Given task:
Gather all lines in the records below that include the word "Variables".

Rows:
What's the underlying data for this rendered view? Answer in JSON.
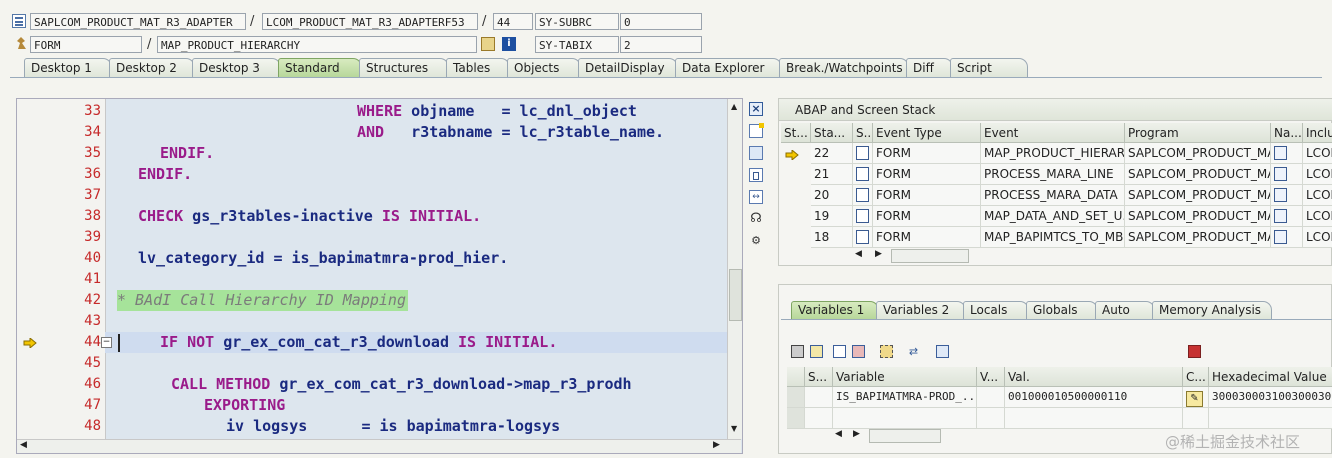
{
  "header": {
    "row1": {
      "program": "SAPLCOM_PRODUCT_MAT_R3_ADAPTER",
      "include": "LCOM_PRODUCT_MAT_R3_ADAPTERF53",
      "line": "44",
      "sysfield": "SY-SUBRC",
      "sysvalue": "0"
    },
    "row2": {
      "type": "FORM",
      "name": "MAP_PRODUCT_HIERARCHY",
      "sysfield": "SY-TABIX",
      "sysvalue": "2"
    },
    "sep": "/"
  },
  "tabs": [
    "Desktop 1",
    "Desktop 2",
    "Desktop 3",
    "Standard",
    "Structures",
    "Tables",
    "Objects",
    "DetailDisplay",
    "Data Explorer",
    "Break./Watchpoints",
    "Diff",
    "Script"
  ],
  "active_tab": "Standard",
  "code": {
    "lines": [
      "33",
      "34",
      "35",
      "36",
      "37",
      "38",
      "39",
      "40",
      "41",
      "42",
      "43",
      "44",
      "45",
      "46",
      "47",
      "48"
    ],
    "l33a": "WHERE",
    "l33b": " objname   = lc_dnl_object",
    "l34a": "AND  ",
    "l34b": " r3tabname = lc_r3table_name.",
    "l35": "ENDIF.",
    "l36": "ENDIF.",
    "l38a": "CHECK",
    "l38b": " gs_r3tables-inactive ",
    "l38c": "IS INITIAL.",
    "l40": "lv_category_id = is_bapimatmra-prod_hier.",
    "l42": "* BAdI Call Hierarchy ID Mapping",
    "l44a": "IF NOT",
    "l44b": " gr_ex_com_cat_r3_download ",
    "l44c": "IS INITIAL.",
    "l46a": "CALL METHOD",
    "l46b": " gr_ex_com_cat_r3_download->map_r3_prodh",
    "l47": "EXPORTING",
    "l48": "iv logsys      = is bapimatmra-logsys"
  },
  "stack": {
    "title": "ABAP and Screen Stack",
    "columns": [
      "St...",
      "Sta...",
      "S...",
      "Event Type",
      "Event",
      "Program",
      "Na...",
      "Inclu"
    ],
    "rows": [
      {
        "num": "22",
        "type": "FORM",
        "event": "MAP_PRODUCT_HIERAR...",
        "program": "SAPLCOM_PRODUCT_MA...",
        "incl": "LCOM"
      },
      {
        "num": "21",
        "type": "FORM",
        "event": "PROCESS_MARA_LINE",
        "program": "SAPLCOM_PRODUCT_MA...",
        "incl": "LCOM"
      },
      {
        "num": "20",
        "type": "FORM",
        "event": "PROCESS_MARA_DATA",
        "program": "SAPLCOM_PRODUCT_MA...",
        "incl": "LCOM"
      },
      {
        "num": "19",
        "type": "FORM",
        "event": "MAP_DATA_AND_SET_U...",
        "program": "SAPLCOM_PRODUCT_MA...",
        "incl": "LCOM"
      },
      {
        "num": "18",
        "type": "FORM",
        "event": "MAP_BAPIMTCS_TO_MB...",
        "program": "SAPLCOM_PRODUCT_MA...",
        "incl": "LCOM"
      }
    ]
  },
  "vartabs": [
    "Variables 1",
    "Variables 2",
    "Locals",
    "Globals",
    "Auto",
    "Memory Analysis"
  ],
  "active_vartab": "Variables 1",
  "vars": {
    "columns": [
      "S...",
      "Variable",
      "V...",
      "Val.",
      "C...",
      "Hexadecimal Value"
    ],
    "row": {
      "variable": "IS_BAPIMATMRA-PROD_...",
      "value": "001000010500000110",
      "hex": "3000300031003000300"
    }
  },
  "watermark": "@稀土掘金技术社区",
  "colors": {
    "accent_tab": "#b7d79a",
    "editor_bg": "#dde6ee",
    "keyword": "#9a1b8a",
    "lineno": "#c62a2a"
  }
}
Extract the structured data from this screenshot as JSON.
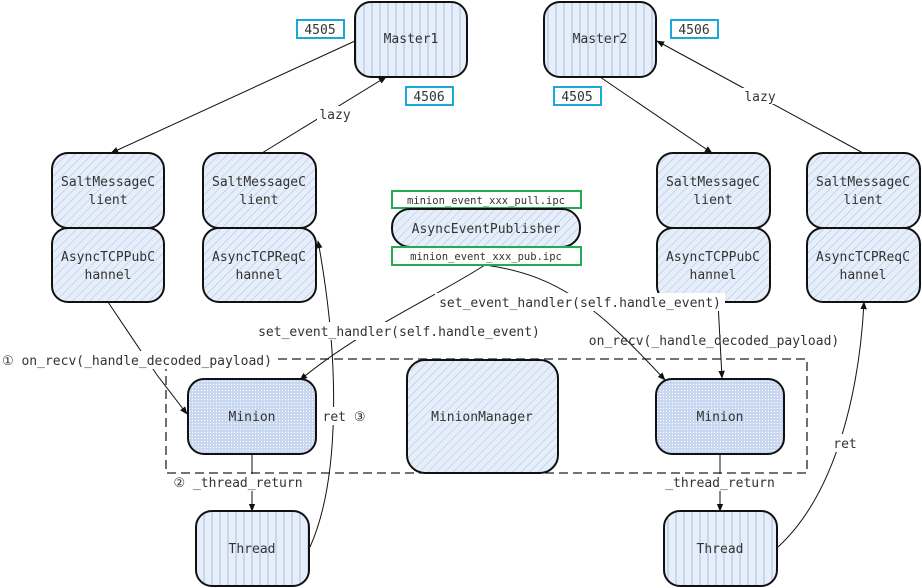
{
  "colors": {
    "fill": "#e6eefa",
    "stripe": "#a9bfe3",
    "dot_fill": "#c3d4ef",
    "border": "#111111",
    "port_border": "#1aa8dc",
    "ipc_border": "#22aa55",
    "text": "#333333"
  },
  "nodes": {
    "master1": "Master1",
    "master2": "Master2",
    "smc_l1": [
      "SaltMessageC",
      "lient"
    ],
    "pub_l1": [
      "AsyncTCPPubC",
      "hannel"
    ],
    "smc_l2": [
      "SaltMessageC",
      "lient"
    ],
    "req_l2": [
      "AsyncTCPReqC",
      "hannel"
    ],
    "smc_r1": [
      "SaltMessageC",
      "lient"
    ],
    "pub_r1": [
      "AsyncTCPPubC",
      "hannel"
    ],
    "smc_r2": [
      "SaltMessageC",
      "lient"
    ],
    "req_r2": [
      "AsyncTCPReqC",
      "hannel"
    ],
    "publisher": "AsyncEventPublisher",
    "minion_left": "Minion",
    "minion_right": "Minion",
    "manager": "MinionManager",
    "thread_left": "Thread",
    "thread_right": "Thread"
  },
  "ports": {
    "m1_pub": "4505",
    "m1_req": "4506",
    "m2_pub": "4505",
    "m2_req": "4506"
  },
  "ipc": {
    "pull": "minion_event_xxx_pull.ipc",
    "pub": "minion_event_xxx_pub.ipc"
  },
  "labels": {
    "lazy_left": "lazy",
    "lazy_right": "lazy",
    "on_recv_left": "① on_recv(_handle_decoded_payload)",
    "on_recv_right": "on_recv(_handle_decoded_payload)",
    "set_handler_left": "set_event_handler(self.handle_event)",
    "set_handler_right": "set_event_handler(self.handle_event)",
    "thread_return_left": "② _thread_return",
    "thread_return_right": "_thread_return",
    "ret_left": "ret ③",
    "ret_right": "ret"
  }
}
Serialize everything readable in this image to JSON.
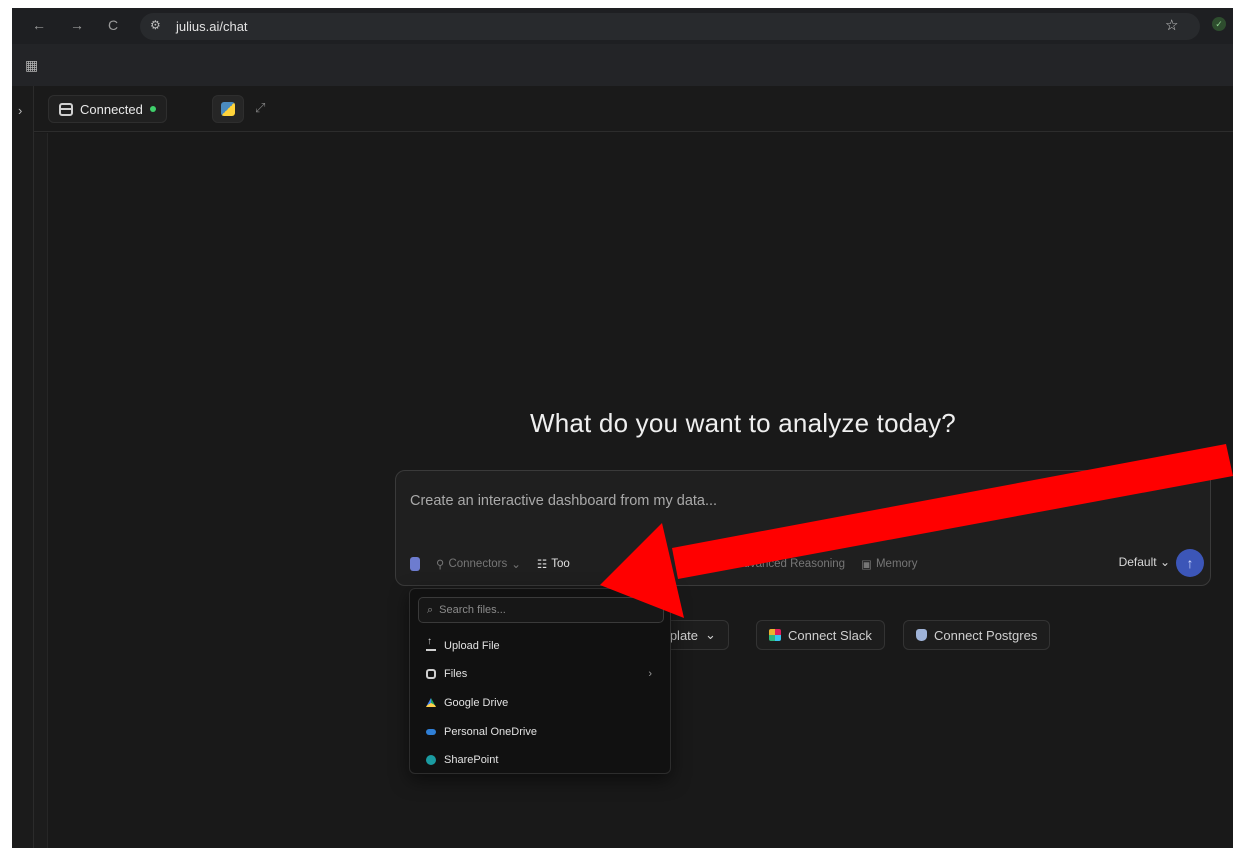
{
  "browser": {
    "url": "julius.ai/chat",
    "nav": {
      "back_icon": "←",
      "forward_icon": "→",
      "reload_icon": "C"
    }
  },
  "toolbar": {
    "connection_label": "Connected",
    "connection_color": "#3fcf6b"
  },
  "main": {
    "heading": "What do you want to analyze today?"
  },
  "composer": {
    "placeholder": "Create an interactive dashboard from my data...",
    "tools": {
      "connectors": "Connectors",
      "tools_label": "Too",
      "reasoning": "Advanced Reasoning",
      "memory": "Memory"
    },
    "model_select": "Default",
    "accent": "#3c56b8"
  },
  "chips": {
    "template_fragment": "mplate",
    "slack": "Connect Slack",
    "postgres": "Connect Postgres"
  },
  "file_menu": {
    "search_placeholder": "Search files...",
    "items": [
      {
        "label": "Upload File",
        "icon": "upload-icon"
      },
      {
        "label": "Files",
        "icon": "files-icon",
        "has_submenu": true
      },
      {
        "label": "Google Drive",
        "icon": "google-drive-icon"
      },
      {
        "label": "Personal OneDrive",
        "icon": "onedrive-icon"
      },
      {
        "label": "SharePoint",
        "icon": "sharepoint-icon"
      }
    ]
  },
  "annotation": {
    "arrow_color": "#ff0000"
  }
}
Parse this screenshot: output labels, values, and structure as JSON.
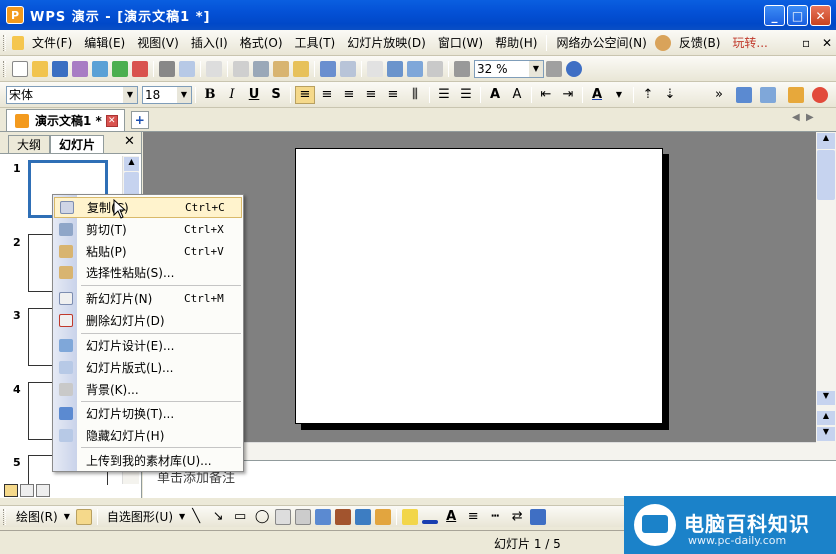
{
  "window": {
    "title": "WPS 演示 - [演示文稿1 *]",
    "icon_label": "P",
    "minimize": "_",
    "maximize": "□",
    "close": "✕"
  },
  "menubar": {
    "items": [
      "文件(F)",
      "编辑(E)",
      "视图(V)",
      "插入(I)",
      "格式(O)",
      "工具(T)",
      "幻灯片放映(D)",
      "窗口(W)",
      "帮助(H)",
      "网络办公空间(N)",
      "反馈(B)",
      "玩转..."
    ],
    "restore": "▫",
    "close": "✕"
  },
  "standard_toolbar": {
    "zoom": "32 %"
  },
  "format_toolbar": {
    "font": "宋体",
    "size": "18",
    "bold": "B",
    "italic": "I",
    "underline": "U",
    "shadow": "S"
  },
  "document_tab": {
    "label": "演示文稿1 *",
    "new_tab": "+"
  },
  "left_panel": {
    "tabs": [
      "大纲",
      "幻灯片"
    ],
    "close": "✕",
    "slides": [
      "1",
      "2",
      "3",
      "4",
      "5"
    ]
  },
  "context_menu": {
    "items": [
      {
        "label": "复制(C)",
        "shortcut": "Ctrl+C"
      },
      {
        "label": "剪切(T)",
        "shortcut": "Ctrl+X"
      },
      {
        "label": "粘贴(P)",
        "shortcut": "Ctrl+V"
      },
      {
        "label": "选择性粘贴(S)...",
        "shortcut": ""
      },
      {
        "label": "新幻灯片(N)",
        "shortcut": "Ctrl+M"
      },
      {
        "label": "删除幻灯片(D)",
        "shortcut": ""
      },
      {
        "label": "幻灯片设计(E)...",
        "shortcut": ""
      },
      {
        "label": "幻灯片版式(L)...",
        "shortcut": ""
      },
      {
        "label": "背景(K)...",
        "shortcut": ""
      },
      {
        "label": "幻灯片切换(T)...",
        "shortcut": ""
      },
      {
        "label": "隐藏幻灯片(H)",
        "shortcut": ""
      },
      {
        "label": "上传到我的素材库(U)...",
        "shortcut": ""
      }
    ]
  },
  "notes": {
    "placeholder": "单击添加备注"
  },
  "drawing_toolbar": {
    "draw": "绘图(R)",
    "autoshapes": "自选图形(U)"
  },
  "statusbar": {
    "slide_info": "幻灯片 1 / 5"
  },
  "watermark": {
    "title": "电脑百科知识",
    "url": "www.pc-daily.com"
  },
  "colors": {
    "titlebar": "#0451d6",
    "accent": "#f39a1e",
    "highlight": "#fff3cd",
    "canvas": "#808080"
  }
}
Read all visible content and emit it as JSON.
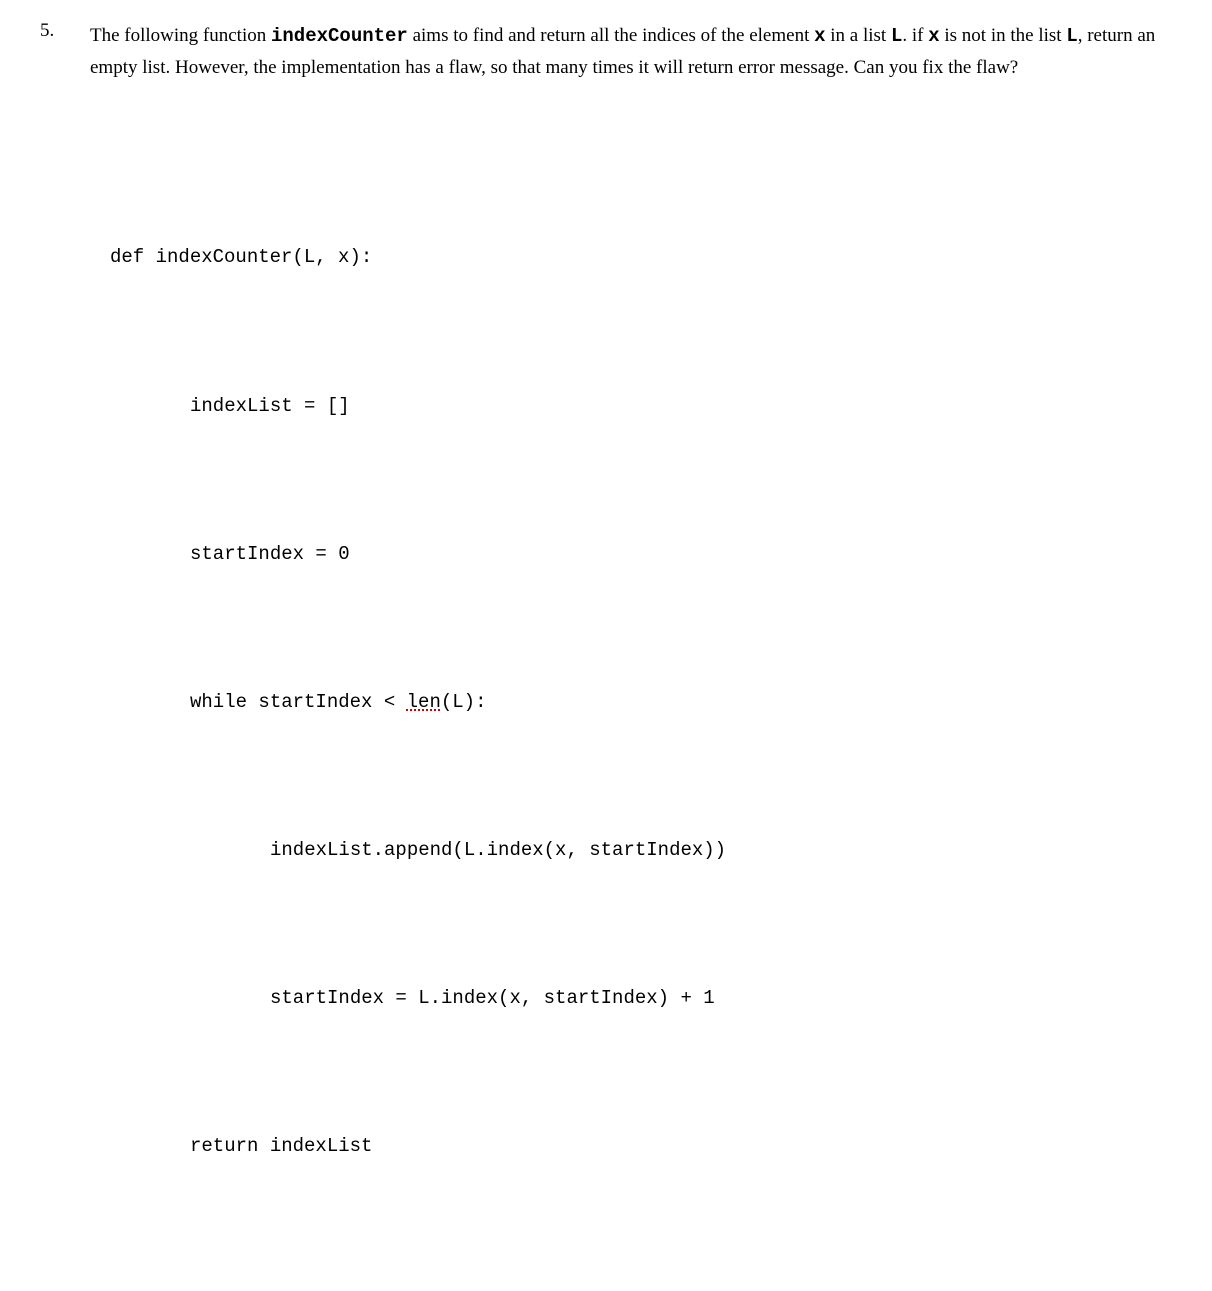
{
  "question": {
    "number": "5.",
    "text_parts": {
      "p1": "The following function ",
      "fn_name": "indexCounter",
      "p2": " aims to find and return all the indices of the element ",
      "var_x1": "x",
      "p3": " in a list ",
      "var_L1": "L",
      "p4": ". if ",
      "var_x2": "x",
      "p5": " is not in the list ",
      "var_L2": "L",
      "p6": ", return an empty list. However, the implementation has a flaw, so that many times it will return error message. Can you fix the flaw?"
    }
  },
  "code": {
    "line1": "def indexCounter(L, x):",
    "line2": "indexList = []",
    "line3": "startIndex = 0",
    "line4a": "while startIndex < ",
    "line4_squiggle": "len",
    "line4b": "(L):",
    "line5": "indexList.append(L.index(x, startIndex))",
    "line6": "startIndex = L.index(x, startIndex) + 1",
    "line7": "return indexList"
  }
}
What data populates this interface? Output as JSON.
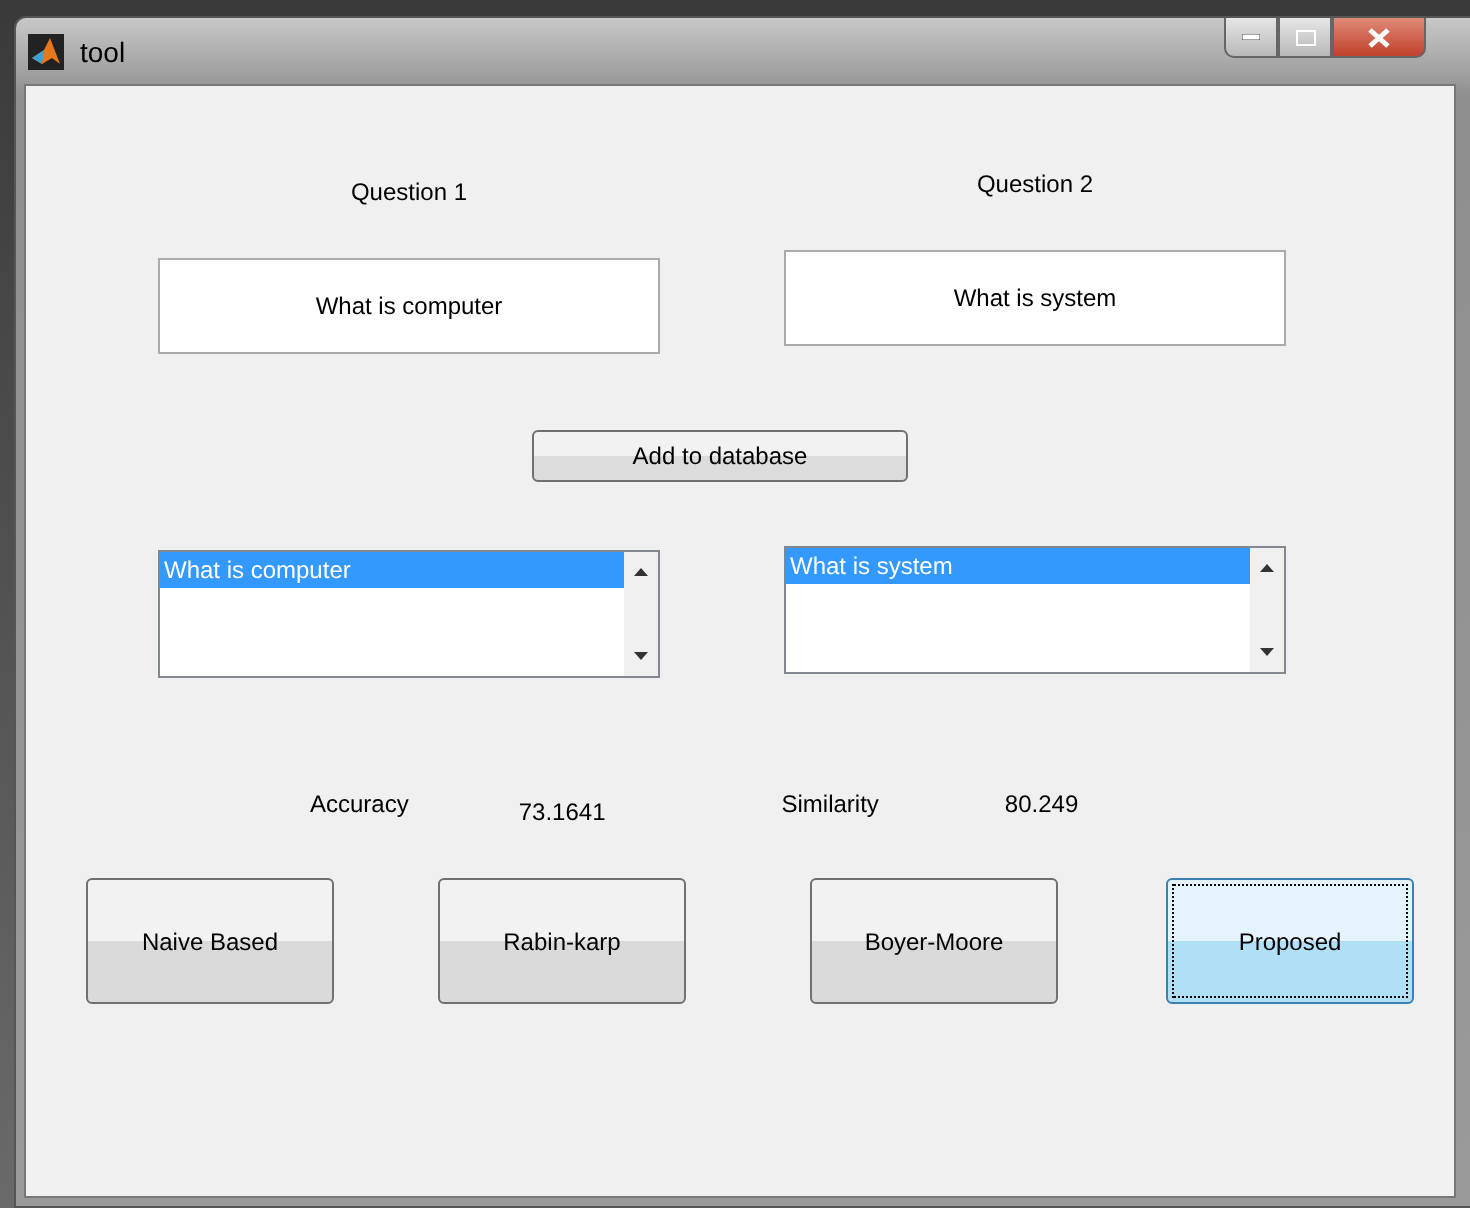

Finished answer:
    "Variables 1",
    "Variables 2",
  "active_vartab": "Variables 1",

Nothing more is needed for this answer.